SET PROBLEM: Write the data out again exactly, with no pictures.

Part of a data file:
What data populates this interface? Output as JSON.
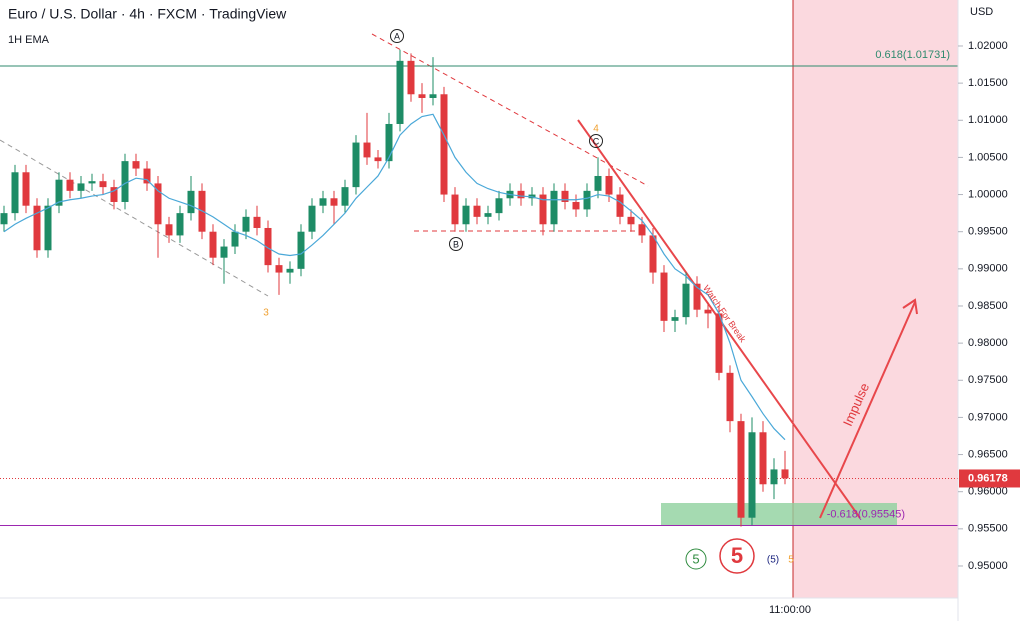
{
  "header": {
    "title": "Euro / U.S. Dollar · 4h · FXCM · TradingView",
    "indicator": "1H EMA"
  },
  "chart_data": {
    "type": "candlestick",
    "y_unit": "USD",
    "open": [
      0.996,
      0.9975,
      1.003,
      0.9985,
      0.9925,
      0.9985,
      1.002,
      1.0005,
      1.0015,
      1.0018,
      1.001,
      0.999,
      1.0045,
      1.0035,
      1.0015,
      0.996,
      0.9945,
      0.9975,
      1.0005,
      0.995,
      0.9915,
      0.993,
      0.995,
      0.997,
      0.9955,
      0.9905,
      0.9895,
      0.99,
      0.995,
      0.9985,
      0.9995,
      0.9985,
      1.001,
      1.007,
      1.005,
      1.0045,
      1.0095,
      1.018,
      1.0135,
      1.013,
      1.0135,
      1.0,
      0.996,
      0.9985,
      0.997,
      0.9975,
      0.9995,
      1.0005,
      0.9995,
      1.0,
      0.996,
      1.0005,
      0.999,
      0.998,
      1.0005,
      1.0025,
      1.0,
      0.997,
      0.996,
      0.9945,
      0.9895,
      0.983,
      0.9835,
      0.988,
      0.9845,
      0.984,
      0.976,
      0.9695,
      0.9565,
      0.968,
      0.961,
      0.963
    ],
    "high": [
      0.9985,
      1.004,
      1.004,
      0.9995,
      0.9995,
      1.003,
      1.003,
      1.0025,
      1.0028,
      1.0028,
      1.002,
      1.0055,
      1.0055,
      1.0045,
      1.0025,
      0.997,
      0.9985,
      1.0025,
      1.0015,
      0.996,
      0.994,
      0.996,
      0.998,
      0.9985,
      0.9965,
      0.9915,
      0.991,
      0.996,
      0.9995,
      1.0005,
      1.0005,
      1.002,
      1.008,
      1.011,
      1.006,
      1.011,
      1.0195,
      1.019,
      1.015,
      1.0185,
      1.0145,
      1.001,
      0.9995,
      0.9995,
      0.9985,
      1.0005,
      1.0015,
      1.0015,
      1.001,
      1.001,
      1.0015,
      1.0015,
      1.0,
      1.0015,
      1.005,
      1.0035,
      1.001,
      0.998,
      0.997,
      0.9955,
      0.9905,
      0.9845,
      0.9895,
      0.989,
      0.9855,
      0.985,
      0.977,
      0.9705,
      0.97,
      0.9695,
      0.9645,
      0.9655
    ],
    "low": [
      0.995,
      0.9965,
      0.9975,
      0.9915,
      0.9915,
      0.9975,
      0.9995,
      0.9995,
      1.0005,
      1.0,
      0.998,
      0.998,
      1.0025,
      1.0005,
      0.9915,
      0.9935,
      0.9935,
      0.9965,
      0.994,
      0.9905,
      0.988,
      0.992,
      0.994,
      0.9945,
      0.9895,
      0.9865,
      0.988,
      0.989,
      0.994,
      0.9975,
      0.996,
      0.9975,
      1.0,
      1.004,
      1.0035,
      1.0035,
      1.0085,
      1.0125,
      1.011,
      1.012,
      0.999,
      0.995,
      0.995,
      0.996,
      0.996,
      0.9965,
      0.9985,
      0.9985,
      0.9985,
      0.9945,
      0.995,
      0.998,
      0.997,
      0.997,
      0.9995,
      0.999,
      0.996,
      0.995,
      0.9935,
      0.988,
      0.9815,
      0.9815,
      0.9825,
      0.9835,
      0.982,
      0.975,
      0.968,
      0.9553,
      0.9555,
      0.96,
      0.959,
      0.961
    ],
    "close": [
      0.9975,
      1.003,
      0.9985,
      0.9925,
      0.9985,
      1.002,
      1.0005,
      1.0015,
      1.0018,
      1.001,
      0.999,
      1.0045,
      1.0035,
      1.0015,
      0.996,
      0.9945,
      0.9975,
      1.0005,
      0.995,
      0.9915,
      0.993,
      0.995,
      0.997,
      0.9955,
      0.9905,
      0.9895,
      0.99,
      0.995,
      0.9985,
      0.9995,
      0.9985,
      1.001,
      1.007,
      1.005,
      1.0045,
      1.0095,
      1.018,
      1.0135,
      1.013,
      1.0135,
      1.0,
      0.996,
      0.9985,
      0.997,
      0.9975,
      0.9995,
      1.0005,
      0.9995,
      1.0,
      0.996,
      1.0005,
      0.999,
      0.998,
      1.0005,
      1.0025,
      1.0,
      0.997,
      0.996,
      0.9945,
      0.9895,
      0.983,
      0.9835,
      0.988,
      0.9845,
      0.984,
      0.976,
      0.9695,
      0.9565,
      0.968,
      0.961,
      0.963,
      0.9618
    ],
    "up_color": "#1e8c66",
    "down_color": "#e0393e",
    "ema": {
      "color": "#4aa8d8",
      "values": [
        0.995,
        0.996,
        0.9968,
        0.9975,
        0.9982,
        0.999,
        0.9993,
        0.9995,
        0.9998,
        1.0,
        1.0005,
        1.0015,
        1.0022,
        1.002,
        1.0005,
        0.9995,
        0.999,
        0.9985,
        0.9978,
        0.997,
        0.996,
        0.995,
        0.9945,
        0.9938,
        0.9928,
        0.992,
        0.9918,
        0.992,
        0.9932,
        0.9945,
        0.996,
        0.9975,
        0.9995,
        1.001,
        1.0025,
        1.005,
        1.008,
        1.0095,
        1.0105,
        1.0108,
        1.008,
        1.005,
        1.003,
        1.0015,
        1.0008,
        1.0003,
        1.0,
        0.9998,
        0.9997,
        0.9993,
        0.9993,
        0.9993,
        0.9993,
        0.9995,
        1.0,
        0.9998,
        0.999,
        0.9978,
        0.9965,
        0.9945,
        0.992,
        0.99,
        0.989,
        0.9875,
        0.9865,
        0.984,
        0.98,
        0.975,
        0.9728,
        0.9705,
        0.9685,
        0.967
      ]
    },
    "ylim": [
      0.94569,
      1.02619
    ],
    "yticks": [
      {
        "value": 1.02,
        "label": "1.02000"
      },
      {
        "value": 1.015,
        "label": "1.01500"
      },
      {
        "value": 1.01,
        "label": "1.01000"
      },
      {
        "value": 1.005,
        "label": "1.00500"
      },
      {
        "value": 1.0,
        "label": "1.00000"
      },
      {
        "value": 0.995,
        "label": "0.99500"
      },
      {
        "value": 0.99,
        "label": "0.99000"
      },
      {
        "value": 0.985,
        "label": "0.98500"
      },
      {
        "value": 0.98,
        "label": "0.98000"
      },
      {
        "value": 0.975,
        "label": "0.97500"
      },
      {
        "value": 0.97,
        "label": "0.97000"
      },
      {
        "value": 0.965,
        "label": "0.96500"
      },
      {
        "value": 0.96,
        "label": "0.96000"
      },
      {
        "value": 0.955,
        "label": "0.95500"
      },
      {
        "value": 0.95,
        "label": "0.95000"
      }
    ],
    "last_price": 0.96178,
    "last_price_color": "#e0393e",
    "levels": [
      {
        "label": "0.618(1.01731)",
        "value": 1.01731,
        "color": "#2f8a6e"
      },
      {
        "label": "-0.618(0.95545)",
        "value": 0.95545,
        "color": "#9c27b0"
      }
    ],
    "x_label": "11:00:00",
    "annotations": [
      "A",
      "B",
      "C",
      "3",
      "4",
      "5",
      "5",
      "(5)",
      "5",
      "Watch For Break",
      "Impulse"
    ]
  }
}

OUTPUT OF THE TASK:
What data populates this interface? Output as JSON.
{
  "header": {
    "title": "Euro / U.S. Dollar · 4h · FXCM · TradingView",
    "indicator": "1H EMA"
  },
  "chart_data": {
    "type": "candlestick",
    "y_unit": "USD",
    "open": [
      0.996,
      0.9975,
      1.003,
      0.9985,
      0.9925,
      0.9985,
      1.002,
      1.0005,
      1.0015,
      1.0018,
      1.001,
      0.999,
      1.0045,
      1.0035,
      1.0015,
      0.996,
      0.9945,
      0.9975,
      1.0005,
      0.995,
      0.9915,
      0.993,
      0.995,
      0.997,
      0.9955,
      0.9905,
      0.9895,
      0.99,
      0.995,
      0.9985,
      0.9995,
      0.9985,
      1.001,
      1.007,
      1.005,
      1.0045,
      1.0095,
      1.018,
      1.0135,
      1.013,
      1.0135,
      1.0,
      0.996,
      0.9985,
      0.997,
      0.9975,
      0.9995,
      1.0005,
      0.9995,
      1.0,
      0.996,
      1.0005,
      0.999,
      0.998,
      1.0005,
      1.0025,
      1.0,
      0.997,
      0.996,
      0.9945,
      0.9895,
      0.983,
      0.9835,
      0.988,
      0.9845,
      0.984,
      0.976,
      0.9695,
      0.9565,
      0.968,
      0.961,
      0.963
    ],
    "high": [
      0.9985,
      1.004,
      1.004,
      0.9995,
      0.9995,
      1.003,
      1.003,
      1.0025,
      1.0028,
      1.0028,
      1.002,
      1.0055,
      1.0055,
      1.0045,
      1.0025,
      0.997,
      0.9985,
      1.0025,
      1.0015,
      0.996,
      0.994,
      0.996,
      0.998,
      0.9985,
      0.9965,
      0.9915,
      0.991,
      0.996,
      0.9995,
      1.0005,
      1.0005,
      1.002,
      1.008,
      1.011,
      1.006,
      1.011,
      1.0195,
      1.019,
      1.015,
      1.0185,
      1.0145,
      1.001,
      0.9995,
      0.9995,
      0.9985,
      1.0005,
      1.0015,
      1.0015,
      1.001,
      1.001,
      1.0015,
      1.0015,
      1.0,
      1.0015,
      1.005,
      1.0035,
      1.001,
      0.998,
      0.997,
      0.9955,
      0.9905,
      0.9845,
      0.9895,
      0.989,
      0.9855,
      0.985,
      0.977,
      0.9705,
      0.97,
      0.9695,
      0.9645,
      0.9655
    ],
    "low": [
      0.995,
      0.9965,
      0.9975,
      0.9915,
      0.9915,
      0.9975,
      0.9995,
      0.9995,
      1.0005,
      1.0,
      0.998,
      0.998,
      1.0025,
      1.0005,
      0.9915,
      0.9935,
      0.9935,
      0.9965,
      0.994,
      0.9905,
      0.988,
      0.992,
      0.994,
      0.9945,
      0.9895,
      0.9865,
      0.988,
      0.989,
      0.994,
      0.9975,
      0.996,
      0.9975,
      1.0,
      1.004,
      1.0035,
      1.0035,
      1.0085,
      1.0125,
      1.011,
      1.012,
      0.999,
      0.995,
      0.995,
      0.996,
      0.996,
      0.9965,
      0.9985,
      0.9985,
      0.9985,
      0.9945,
      0.995,
      0.998,
      0.997,
      0.997,
      0.9995,
      0.999,
      0.996,
      0.995,
      0.9935,
      0.988,
      0.9815,
      0.9815,
      0.9825,
      0.9835,
      0.982,
      0.975,
      0.968,
      0.9553,
      0.9555,
      0.96,
      0.959,
      0.961
    ],
    "close": [
      0.9975,
      1.003,
      0.9985,
      0.9925,
      0.9985,
      1.002,
      1.0005,
      1.0015,
      1.0018,
      1.001,
      0.999,
      1.0045,
      1.0035,
      1.0015,
      0.996,
      0.9945,
      0.9975,
      1.0005,
      0.995,
      0.9915,
      0.993,
      0.995,
      0.997,
      0.9955,
      0.9905,
      0.9895,
      0.99,
      0.995,
      0.9985,
      0.9995,
      0.9985,
      1.001,
      1.007,
      1.005,
      1.0045,
      1.0095,
      1.018,
      1.0135,
      1.013,
      1.0135,
      1.0,
      0.996,
      0.9985,
      0.997,
      0.9975,
      0.9995,
      1.0005,
      0.9995,
      1.0,
      0.996,
      1.0005,
      0.999,
      0.998,
      1.0005,
      1.0025,
      1.0,
      0.997,
      0.996,
      0.9945,
      0.9895,
      0.983,
      0.9835,
      0.988,
      0.9845,
      0.984,
      0.976,
      0.9695,
      0.9565,
      0.968,
      0.961,
      0.963,
      0.9618
    ],
    "up_color": "#1e8c66",
    "down_color": "#e0393e",
    "ema": {
      "color": "#4aa8d8",
      "values": [
        0.995,
        0.996,
        0.9968,
        0.9975,
        0.9982,
        0.999,
        0.9993,
        0.9995,
        0.9998,
        1.0,
        1.0005,
        1.0015,
        1.0022,
        1.002,
        1.0005,
        0.9995,
        0.999,
        0.9985,
        0.9978,
        0.997,
        0.996,
        0.995,
        0.9945,
        0.9938,
        0.9928,
        0.992,
        0.9918,
        0.992,
        0.9932,
        0.9945,
        0.996,
        0.9975,
        0.9995,
        1.001,
        1.0025,
        1.005,
        1.008,
        1.0095,
        1.0105,
        1.0108,
        1.008,
        1.005,
        1.003,
        1.0015,
        1.0008,
        1.0003,
        1.0,
        0.9998,
        0.9997,
        0.9993,
        0.9993,
        0.9993,
        0.9993,
        0.9995,
        1.0,
        0.9998,
        0.999,
        0.9978,
        0.9965,
        0.9945,
        0.992,
        0.99,
        0.989,
        0.9875,
        0.9865,
        0.984,
        0.98,
        0.975,
        0.9728,
        0.9705,
        0.9685,
        0.967
      ]
    },
    "ylim": [
      0.94569,
      1.02619
    ],
    "yticks": [
      {
        "value": 1.02,
        "label": "1.02000"
      },
      {
        "value": 1.015,
        "label": "1.01500"
      },
      {
        "value": 1.01,
        "label": "1.01000"
      },
      {
        "value": 1.005,
        "label": "1.00500"
      },
      {
        "value": 1.0,
        "label": "1.00000"
      },
      {
        "value": 0.995,
        "label": "0.99500"
      },
      {
        "value": 0.99,
        "label": "0.99000"
      },
      {
        "value": 0.985,
        "label": "0.98500"
      },
      {
        "value": 0.98,
        "label": "0.98000"
      },
      {
        "value": 0.975,
        "label": "0.97500"
      },
      {
        "value": 0.97,
        "label": "0.97000"
      },
      {
        "value": 0.965,
        "label": "0.96500"
      },
      {
        "value": 0.96,
        "label": "0.96000"
      },
      {
        "value": 0.955,
        "label": "0.95500"
      },
      {
        "value": 0.95,
        "label": "0.95000"
      }
    ],
    "last_price": 0.96178,
    "last_price_color": "#e0393e",
    "levels": [
      {
        "label": "0.618(1.01731)",
        "value": 1.01731,
        "color": "#2f8a6e"
      },
      {
        "label": "-0.618(0.95545)",
        "value": 0.95545,
        "color": "#9c27b0"
      }
    ],
    "x_label": "11:00:00",
    "annotations": [
      "A",
      "B",
      "C",
      "3",
      "4",
      "5",
      "5",
      "(5)",
      "5",
      "Watch For Break",
      "Impulse"
    ]
  }
}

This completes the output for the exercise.